→ Material shown
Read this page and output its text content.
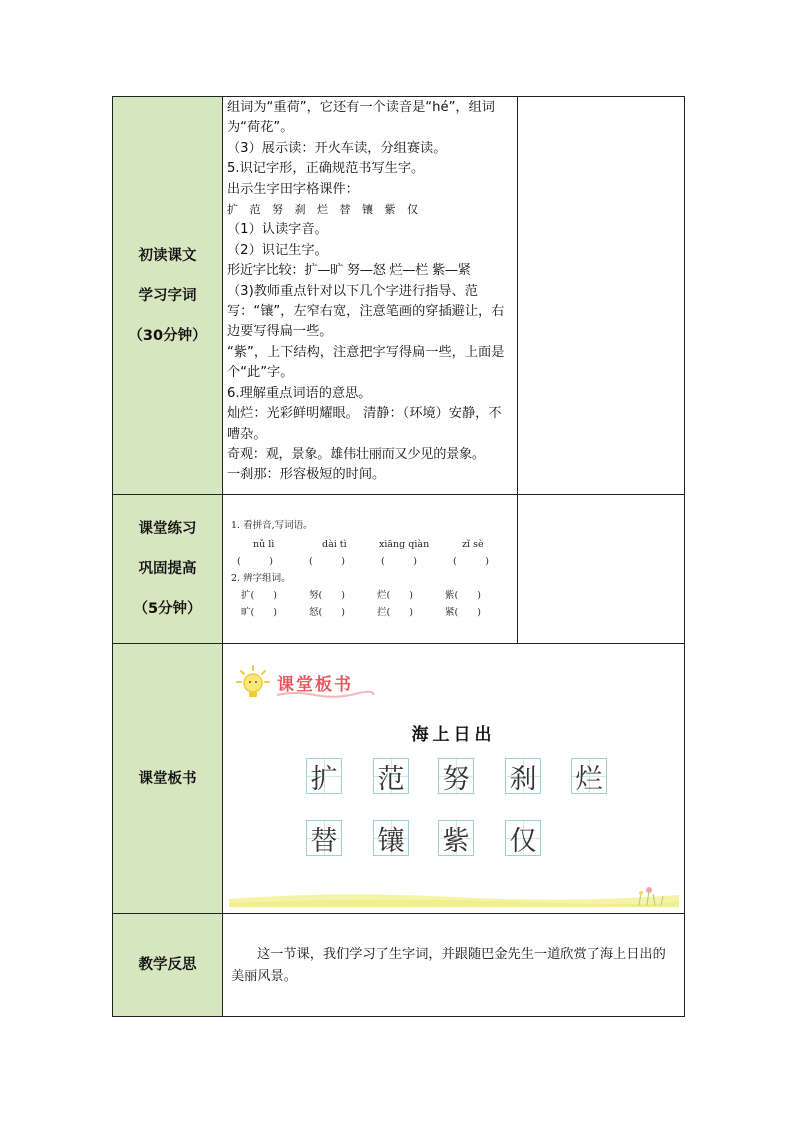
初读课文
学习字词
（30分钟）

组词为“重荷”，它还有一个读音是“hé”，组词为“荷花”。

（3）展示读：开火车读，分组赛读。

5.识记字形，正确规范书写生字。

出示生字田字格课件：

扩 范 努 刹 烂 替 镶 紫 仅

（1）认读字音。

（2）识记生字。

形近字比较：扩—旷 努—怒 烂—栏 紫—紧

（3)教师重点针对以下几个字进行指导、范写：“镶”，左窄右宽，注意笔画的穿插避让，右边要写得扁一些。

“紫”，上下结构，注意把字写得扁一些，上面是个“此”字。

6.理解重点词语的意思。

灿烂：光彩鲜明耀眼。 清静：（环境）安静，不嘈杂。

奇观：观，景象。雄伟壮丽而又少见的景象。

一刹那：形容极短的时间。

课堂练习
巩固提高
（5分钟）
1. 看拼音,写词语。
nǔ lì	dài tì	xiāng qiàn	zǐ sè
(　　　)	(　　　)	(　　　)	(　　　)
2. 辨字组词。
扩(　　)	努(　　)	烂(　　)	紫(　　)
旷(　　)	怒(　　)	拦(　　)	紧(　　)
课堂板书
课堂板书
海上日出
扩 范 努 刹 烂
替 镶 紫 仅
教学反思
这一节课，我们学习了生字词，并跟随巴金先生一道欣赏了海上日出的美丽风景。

→ Short problem
Leave out the pictures and give the rest of the records again exactly.

→ Written solution
Read this page and output its text content.
初读课文
学习字词
（30分钟）

组词为“重荷”，它还有一个读音是“hé”，组词为“荷花”。

（3）展示读：开火车读，分组赛读。

5.识记字形，正确规范书写生字。

出示生字田字格课件：

扩 范 努 刹 烂 替 镶 紫 仅

（1）认读字音。

（2）识记生字。

形近字比较：扩—旷 努—怒 烂—栏 紫—紧

（3)教师重点针对以下几个字进行指导、范写：“镶”，左窄右宽，注意笔画的穿插避让，右边要写得扁一些。

“紫”，上下结构，注意把字写得扁一些，上面是个“此”字。

6.理解重点词语的意思。

灿烂：光彩鲜明耀眼。 清静：（环境）安静，不嘈杂。

奇观：观，景象。雄伟壮丽而又少见的景象。

一刹那：形容极短的时间。

课堂练习
巩固提高
（5分钟）
1. 看拼音,写词语。
nǔ lì	dài tì	xiāng qiàn	zǐ sè
(　　　)	(　　　)	(　　　)	(　　　)
2. 辨字组词。
扩(　　)	努(　　)	烂(　　)	紫(　　)
旷(　　)	怒(　　)	拦(　　)	紧(　　)
课堂板书
课堂板书
海上日出
扩 范 努 刹 烂
替 镶 紫 仅
教学反思
这一节课，我们学习了生字词，并跟随巴金先生一道欣赏了海上日出的美丽风景。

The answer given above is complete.